Take every line where the string "mercure" appears and copy it.

__________

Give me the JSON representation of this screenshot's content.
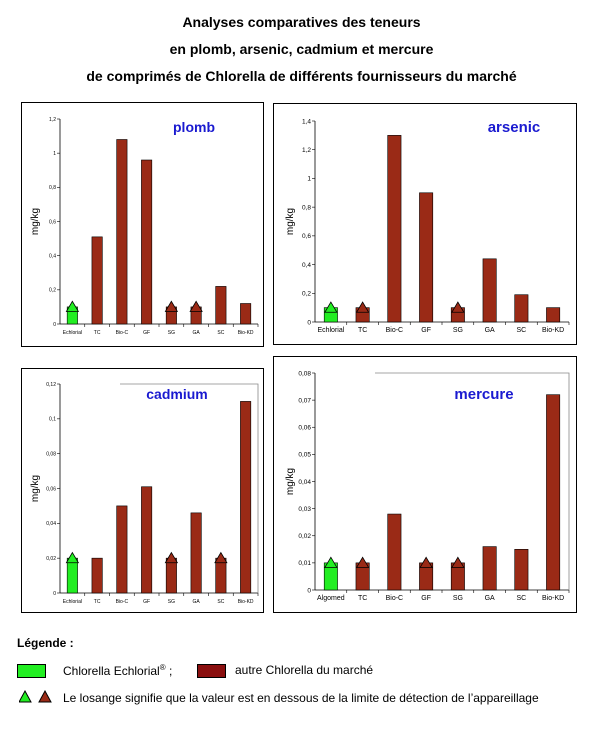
{
  "header": {
    "line1": "Analyses comparatives des teneurs",
    "line2": "en plomb, arsenic, cadmium et mercure",
    "line3": "de comprimés de Chlorella de différents fournisseurs du marché"
  },
  "colors": {
    "echlorial": "#22ee22",
    "other": "#9a2a16",
    "title_text": "#1a1ad0"
  },
  "chart_data": [
    {
      "type": "bar",
      "title": "plomb",
      "ylabel": "mg/kg",
      "ylim": [
        0,
        1.2
      ],
      "yticks": [
        "0",
        "0,2",
        "0,4",
        "0,6",
        "0,8",
        "1",
        "1,2"
      ],
      "categories": [
        "Echlorial",
        "TC",
        "Bio-C",
        "GF",
        "SG",
        "GA",
        "SC",
        "Bio-KD"
      ],
      "values": [
        0.1,
        0.51,
        1.08,
        0.96,
        0.1,
        0.1,
        0.22,
        0.12
      ],
      "below_detection_limit": [
        true,
        false,
        false,
        false,
        true,
        true,
        false,
        false
      ]
    },
    {
      "type": "bar",
      "title": "arsenic",
      "ylabel": "mg/kg",
      "ylim": [
        0,
        1.4
      ],
      "yticks": [
        "0",
        "0,2",
        "0,4",
        "0,6",
        "0,8",
        "1",
        "1,2",
        "1,4"
      ],
      "categories": [
        "Echlorial",
        "TC",
        "Bio-C",
        "GF",
        "SG",
        "GA",
        "SC",
        "Bio-KD"
      ],
      "values": [
        0.1,
        0.1,
        1.3,
        0.9,
        0.1,
        0.44,
        0.19,
        0.1
      ],
      "below_detection_limit": [
        true,
        true,
        false,
        false,
        true,
        false,
        false,
        false
      ]
    },
    {
      "type": "bar",
      "title": "cadmium",
      "ylabel": "mg/kg",
      "ylim": [
        0,
        0.12
      ],
      "yticks": [
        "0",
        "0,02",
        "0,04",
        "0,06",
        "0,08",
        "0,1",
        "0,12"
      ],
      "categories": [
        "Echlorial",
        "TC",
        "Bio-C",
        "GF",
        "SG",
        "GA",
        "SC",
        "Bio-KD"
      ],
      "values": [
        0.02,
        0.02,
        0.05,
        0.061,
        0.02,
        0.046,
        0.02,
        0.11
      ],
      "below_detection_limit": [
        true,
        false,
        false,
        false,
        true,
        false,
        true,
        false
      ]
    },
    {
      "type": "bar",
      "title": "mercure",
      "ylabel": "mg/kg",
      "ylim": [
        0,
        0.08
      ],
      "yticks": [
        "0",
        "0,01",
        "0,02",
        "0,03",
        "0,04",
        "0,05",
        "0,06",
        "0,07",
        "0,08"
      ],
      "categories": [
        "Algomed",
        "TC",
        "Bio-C",
        "GF",
        "SG",
        "GA",
        "SC",
        "Bio-KD"
      ],
      "values": [
        0.01,
        0.01,
        0.028,
        0.01,
        0.01,
        0.016,
        0.015,
        0.072
      ],
      "below_detection_limit": [
        true,
        true,
        false,
        true,
        true,
        false,
        false,
        false
      ]
    }
  ],
  "legend": {
    "title": "Légende :",
    "echlorial_label": "Chlorella Echlorial",
    "registered": "®",
    "separator": " ;",
    "other_label": "autre Chlorella du marché",
    "triangle_note": "Le losange signifie que la valeur est en dessous de la limite de détection de l’appareillage"
  }
}
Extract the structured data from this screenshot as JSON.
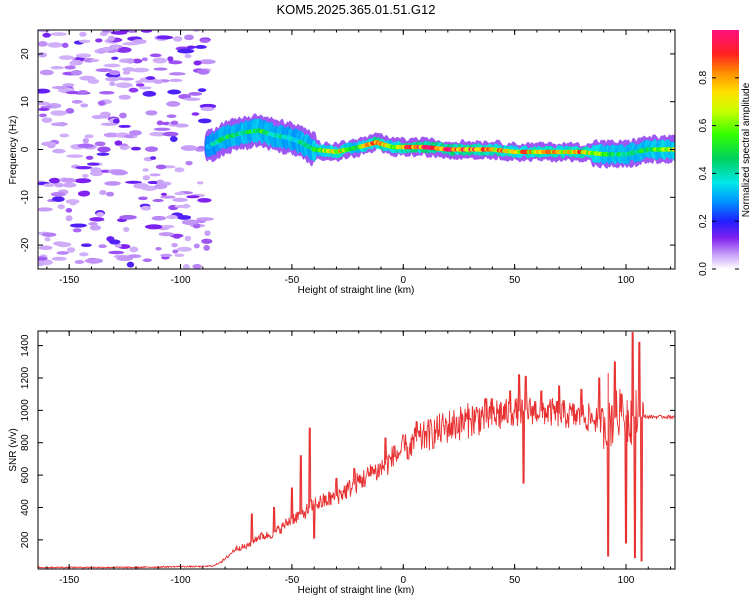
{
  "title": "KOM5.2025.365.01.51.G12",
  "colorbar": {
    "label": "Normalized spectral amplitude",
    "ticks": [
      "0.0",
      "0.2",
      "0.4",
      "0.6",
      "0.8"
    ]
  },
  "chart_data": [
    {
      "type": "heatmap",
      "xlabel": "Height of straight line (km)",
      "ylabel": "Frequency (Hz)",
      "xlim": [
        -164,
        122
      ],
      "ylim": [
        -25,
        25
      ],
      "xticks": [
        "-150",
        "-100",
        "-50",
        "0",
        "50",
        "100"
      ],
      "yticks": [
        "-20",
        "-10",
        "0",
        "10",
        "20"
      ],
      "color_range": [
        0,
        1
      ],
      "noise_region_x": [
        -164,
        -87
      ],
      "ridge": {
        "x": [
          -88,
          -80,
          -72,
          -65,
          -58,
          -52,
          -46,
          -40,
          -30,
          -20,
          -12,
          -5,
          0,
          10,
          20,
          30,
          40,
          50,
          60,
          70,
          80,
          90,
          100,
          110,
          122
        ],
        "freq": [
          0.5,
          2.5,
          3.5,
          4.0,
          3.0,
          2.5,
          1.5,
          0.0,
          -0.5,
          0.5,
          1.5,
          0.5,
          0.5,
          0.5,
          0.0,
          0.0,
          0.0,
          -0.5,
          -0.5,
          -0.5,
          -0.5,
          -1.0,
          -1.0,
          0.0,
          0.0
        ],
        "amplitude": [
          0.3,
          0.45,
          0.45,
          0.5,
          0.45,
          0.4,
          0.4,
          0.5,
          0.7,
          0.5,
          0.9,
          0.6,
          0.8,
          0.85,
          0.9,
          0.8,
          0.75,
          0.7,
          0.75,
          0.7,
          0.75,
          0.5,
          0.45,
          0.5,
          0.6
        ]
      }
    },
    {
      "type": "line",
      "xlabel": "Height of straight line (km)",
      "ylabel": "SNR (v/v)",
      "xlim": [
        -164,
        122
      ],
      "ylim": [
        20,
        1490
      ],
      "xticks": [
        "-150",
        "-100",
        "-50",
        "0",
        "50",
        "100"
      ],
      "yticks": [
        "200",
        "400",
        "600",
        "800",
        "1000",
        "1200",
        "1400"
      ],
      "color": "#e83030",
      "series": [
        {
          "name": "SNR",
          "x": [
            -164,
            -150,
            -120,
            -100,
            -90,
            -85,
            -80,
            -75,
            -70,
            -65,
            -60,
            -55,
            -50,
            -45,
            -40,
            -35,
            -30,
            -25,
            -20,
            -15,
            -10,
            -5,
            0,
            5,
            10,
            15,
            20,
            25,
            30,
            35,
            40,
            45,
            50,
            55,
            60,
            65,
            70,
            75,
            80,
            85,
            90,
            95,
            100,
            105,
            108,
            110,
            115,
            122
          ],
          "y": [
            30,
            30,
            30,
            35,
            35,
            40,
            80,
            150,
            160,
            220,
            230,
            270,
            330,
            360,
            420,
            440,
            470,
            510,
            560,
            600,
            640,
            700,
            760,
            800,
            840,
            870,
            900,
            920,
            940,
            960,
            970,
            980,
            990,
            1000,
            1000,
            990,
            980,
            970,
            960,
            950,
            940,
            950,
            970,
            960,
            960,
            960,
            960,
            960
          ],
          "spikes": [
            {
              "x": -68,
              "y": 360
            },
            {
              "x": -58,
              "y": 400
            },
            {
              "x": -50,
              "y": 520
            },
            {
              "x": -46,
              "y": 720
            },
            {
              "x": -42,
              "y": 890
            },
            {
              "x": -40,
              "y": 210
            },
            {
              "x": -30,
              "y": 580
            },
            {
              "x": -22,
              "y": 640
            },
            {
              "x": -14,
              "y": 650
            },
            {
              "x": -8,
              "y": 830
            },
            {
              "x": -4,
              "y": 780
            },
            {
              "x": 2,
              "y": 700
            },
            {
              "x": 6,
              "y": 930
            },
            {
              "x": 10,
              "y": 870
            },
            {
              "x": 30,
              "y": 950
            },
            {
              "x": 48,
              "y": 1120
            },
            {
              "x": 52,
              "y": 1220
            },
            {
              "x": 55,
              "y": 1210
            },
            {
              "x": 54,
              "y": 550
            },
            {
              "x": 62,
              "y": 1120
            },
            {
              "x": 70,
              "y": 1150
            },
            {
              "x": 80,
              "y": 1130
            },
            {
              "x": 88,
              "y": 1200
            },
            {
              "x": 92,
              "y": 1230
            },
            {
              "x": 92,
              "y": 100
            },
            {
              "x": 95,
              "y": 1300
            },
            {
              "x": 98,
              "y": 1100
            },
            {
              "x": 100,
              "y": 180
            },
            {
              "x": 103,
              "y": 1480
            },
            {
              "x": 104,
              "y": 90
            },
            {
              "x": 106,
              "y": 1420
            },
            {
              "x": 107,
              "y": 70
            }
          ]
        }
      ]
    }
  ]
}
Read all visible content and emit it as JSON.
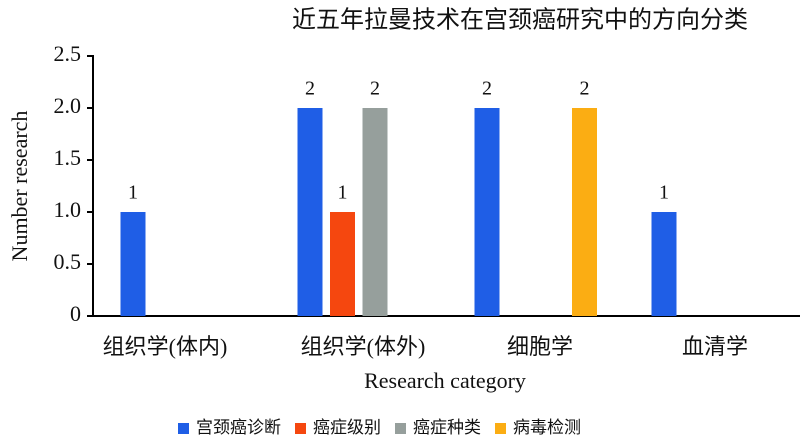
{
  "chart_data": {
    "type": "bar",
    "title": "近五年拉曼技术在宫颈癌研究中的方向分类",
    "x_label": "Research category",
    "y_label": "Number research",
    "categories": [
      "组织学(体内)",
      "组织学(体外)",
      "细胞学",
      "血清学"
    ],
    "series": [
      {
        "name": "宫颈癌诊断",
        "color": "#1f5ee6",
        "values": [
          1,
          2,
          2,
          1
        ]
      },
      {
        "name": "癌症级别",
        "color": "#f5470f",
        "values": [
          null,
          1,
          null,
          null
        ]
      },
      {
        "name": "癌症种类",
        "color": "#969f9c",
        "values": [
          null,
          2,
          null,
          null
        ]
      },
      {
        "name": "病毒检测",
        "color": "#fbad13",
        "values": [
          null,
          null,
          2,
          null
        ]
      }
    ],
    "ylim": [
      0,
      2.5
    ],
    "yticks": [
      0,
      0.5,
      {
        "value": 1,
        "label": "1.0"
      },
      1.5,
      {
        "value": 2,
        "label": "2.0"
      },
      2.5
    ],
    "legend": "bottom"
  }
}
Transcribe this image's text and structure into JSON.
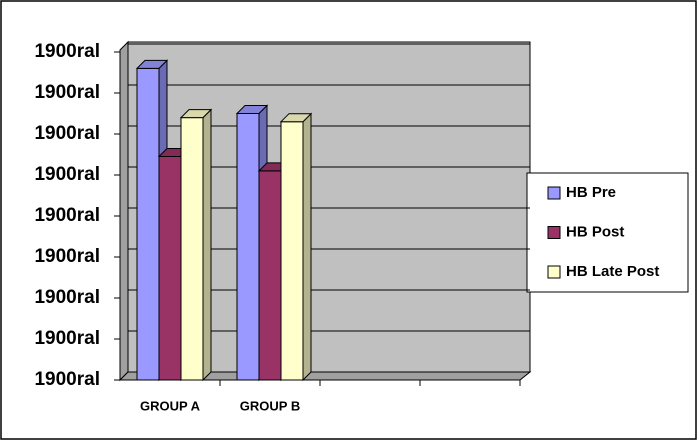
{
  "chart_data": {
    "type": "bar3d",
    "categories": [
      "GROUP A",
      "GROUP B",
      null,
      null
    ],
    "series": [
      {
        "name": "HB Pre",
        "color": "#9999ff",
        "values": [
          7.6,
          6.5,
          null,
          null
        ]
      },
      {
        "name": "HB Post",
        "color": "#993366",
        "values": [
          5.45,
          5.1,
          null,
          null
        ]
      },
      {
        "name": "HB Late Post",
        "color": "#ffffcc",
        "values": [
          6.4,
          6.3,
          null,
          null
        ]
      }
    ],
    "ylim": [
      0,
      8
    ],
    "yticks": [
      {
        "value": 0,
        "label": "1900ral"
      },
      {
        "value": 1,
        "label": "1900ral"
      },
      {
        "value": 2,
        "label": "1900ral"
      },
      {
        "value": 3,
        "label": "1900ral"
      },
      {
        "value": 4,
        "label": "1900ral"
      },
      {
        "value": 5,
        "label": "1900ral"
      },
      {
        "value": 6,
        "label": "1900ral"
      },
      {
        "value": 7,
        "label": "1900ral"
      },
      {
        "value": 8,
        "label": "1900ral"
      }
    ],
    "grid": true,
    "legend": "right"
  }
}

__________

> Expected answer
    "line2": "en plomb, arsenic, cadmium et mercure",
      "title": "mercure",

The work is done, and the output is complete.